§ **Цель задания**:
Продолжите текст об аресте Саши, начав сразу после его последнего предложения.

§ **Фрагмент текста**:
+ + + +
Она уединяется со мной и рассказывает, что у него был обыск, при котором забрали его пишущую машинку и бинокль, как «вещественные доказательства» его шпионской деятельности. 3-го августа, накануне нашего переезда с дачи, его увезли в чем есть на черном вороне (так назывались в народе закрытые тюремные машины). <…>
Передачи к нему не принимали, свиданий не давали. Но в конце каждого месяца выдавали о нем справку, и тогда можно было приносить для него деньги. Эти концы месяцев составляли цель моей жизни. Я ждала их в безумном напряжении, и мысль, что я могу хоть чем-нибудь послать весть о нас и состраданье, была для меня дороже, чем желанье поддержать его физически.
С особым напряжением я ждала заветного конца месяца в январе 1938 г. 30-го января мать Муси Ольга Ивановна Шмидт позвонила мне, что я ей нужна с глазу на глаз, без мамы. <…> Не помню, как и где она сообщила мне, что 9 января Сашу отправили этапом на пять лет в Читу, «по подозрению в шпионаже». От мамы мы надолго скрыли.
Жизнь совершенно умерла для меня. Я представляла себе мое бедное доброе животное, гордого и несуразного Сашку, среди вшивых бандитов, на полу, на нарах, избиваемого, с руками за спиной, раздетого на морозе… боже мой, боже мой! Без права переписки! Какой дьявол, кроме Сталина, мог придумать для человека такую пытку? Слова «Байкал, Чита» внушали мне ужас.
В этом я жила. Надежды не было. Всем была известна сталинская лагерная каторга, так называемое «строительство» – болото по пояс, избиванье до полусмерти, с переломами черепа и костей, замерзание.
Некоторое время я еще чувствовала его страдальческие взоры к нам, а в один из тех дней властно ощутила какой-то предел его мук – и конец.
Пастернак – Фрейденберг
Москва, 1.XI. 1938
Дорогая Оля!
Ирина рассказала мне о своем летнем посещении Вас. Тогда узнал я горькую и потрясающую новость о Саше. В этих случаях человеческое участие дальше вытаращенных глаз и вздохов не идет. За последние два года несчастия этого порядка так обставлены, что просьбы со стороны ни к чему не ведут и только усугубляют дело.
Но она рассказала мне еще и о маминых слезах, и о приеме, и о тяготеющей над нами анафеме. Что сказать тут?
+ + + +
§ **Записи набора данных**:
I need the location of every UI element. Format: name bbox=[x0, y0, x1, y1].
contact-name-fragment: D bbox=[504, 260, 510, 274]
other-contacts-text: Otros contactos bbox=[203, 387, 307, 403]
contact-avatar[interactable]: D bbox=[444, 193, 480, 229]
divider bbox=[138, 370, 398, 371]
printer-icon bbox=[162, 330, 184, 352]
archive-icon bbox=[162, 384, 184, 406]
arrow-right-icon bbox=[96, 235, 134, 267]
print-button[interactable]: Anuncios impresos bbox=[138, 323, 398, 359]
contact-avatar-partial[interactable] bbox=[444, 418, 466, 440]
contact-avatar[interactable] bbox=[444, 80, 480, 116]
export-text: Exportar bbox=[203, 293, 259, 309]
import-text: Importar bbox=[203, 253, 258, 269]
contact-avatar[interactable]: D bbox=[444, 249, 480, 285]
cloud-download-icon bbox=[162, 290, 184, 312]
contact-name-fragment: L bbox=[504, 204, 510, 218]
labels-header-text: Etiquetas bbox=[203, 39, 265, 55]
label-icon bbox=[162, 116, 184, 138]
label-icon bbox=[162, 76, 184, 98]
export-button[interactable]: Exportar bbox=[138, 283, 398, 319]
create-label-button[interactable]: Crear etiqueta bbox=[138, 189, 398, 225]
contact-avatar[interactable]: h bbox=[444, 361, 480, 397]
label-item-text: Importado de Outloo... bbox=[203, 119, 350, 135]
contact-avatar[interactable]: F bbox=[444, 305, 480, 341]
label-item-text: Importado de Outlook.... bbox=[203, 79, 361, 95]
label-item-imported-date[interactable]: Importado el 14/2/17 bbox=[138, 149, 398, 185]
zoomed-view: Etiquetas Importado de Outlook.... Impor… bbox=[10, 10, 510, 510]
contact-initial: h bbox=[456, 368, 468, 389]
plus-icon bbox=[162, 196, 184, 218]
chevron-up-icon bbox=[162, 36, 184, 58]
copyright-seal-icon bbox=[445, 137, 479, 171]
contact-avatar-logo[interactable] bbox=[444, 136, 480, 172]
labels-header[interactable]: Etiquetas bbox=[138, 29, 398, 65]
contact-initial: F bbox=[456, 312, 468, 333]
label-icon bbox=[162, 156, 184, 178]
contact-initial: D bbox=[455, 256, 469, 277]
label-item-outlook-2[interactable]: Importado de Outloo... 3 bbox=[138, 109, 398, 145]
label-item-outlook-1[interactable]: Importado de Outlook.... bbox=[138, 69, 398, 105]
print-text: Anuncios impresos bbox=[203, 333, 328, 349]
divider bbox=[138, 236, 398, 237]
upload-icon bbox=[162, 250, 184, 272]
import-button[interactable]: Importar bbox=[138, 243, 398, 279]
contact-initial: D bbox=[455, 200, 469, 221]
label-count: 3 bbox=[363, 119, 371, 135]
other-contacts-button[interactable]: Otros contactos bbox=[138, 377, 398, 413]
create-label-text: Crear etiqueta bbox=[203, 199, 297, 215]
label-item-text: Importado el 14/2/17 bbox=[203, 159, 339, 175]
+ + + +
§ **Ответ на задание**:
Вот мы прожили эти десятилетья, разделенные пространством и соединенные общей беспросветностью нашей судьбы, практически друг другу бесполезные, в молчаньи и неизвестности, растягивавшихся на целые годы. Вносит ли проклятье, постигшее нас, какие-нибудь перемены в этот распорядок? Реально как будто бы нет, если разлука и неведенье друг о друге не были лишеньями до сих пор, отчего бы стать им всем этим после нашего осужденья? И однако сознанье, что вы отныне совершенно недоступны нам, а мы перестали для вас существовать – немыслимо и нестерпимо. Да и насколько это заслужено? Могли ли мы, я и ты, в чем-нибудь так повлиять на судьбу другого, чтобы расколдовать ее и восстановить в ее былой и прирожденной плодотворности взамен тупого обреченья, в которое обе вместе со всеми все больше и больше попадали. В чьих вообще это было силах? Это и, вообще, что-нибудь в эту завидную нашу бытность на свете. Единственное, что можно было для душевного облегченья, это жить вместе. И как я всегда этого хотел, как всегда вас звал к себе.
Ах, да разве не из-за этого сходил я с ума в моменты, казалось бы более подобающие для радости и удовлетворенья. Но всякое вынужденное приближенье к фантасмагории, насколько еще далекое (!), кончалось для меня общим припадком.
Оля, напиши мне о себе и маме. Как номер твоего телефона? Можно ли будет позвонить вам зимой, когда я буду в Москве? О себе пока сообщать бессмысленно, да и нечего. Главное: мне страшно бы хотелось повидать родителей. Невозможность этого отравляет мне существование.
Обними маму, когда она наконец простит меня, и сама позволь обнять себя.
Твой Боря.
Наш адрес:
Москва, 17, Лаврушинский пер., д. 17/19, кв. 72.
Пастернак – Фрейденберг
Москва, 1.V.1939
Дорогая Оля!
Ну, слава, слава богу! Надо ли говорить, какою радостной неожиданностью было твое письмо! Подробностей о тети Асиной болезни я не знал. [118] Но ведь это совершенно чудесно! Не знаю, правильно ли, но строки о Саше понял я так, что от него был устный привет через соседа. Я думаю, твое письмо, даже и в изображеньи пережитых драм, не дышало бы такой силой, если бы у Вас не было надежды на скорое разрешенье и этого узла.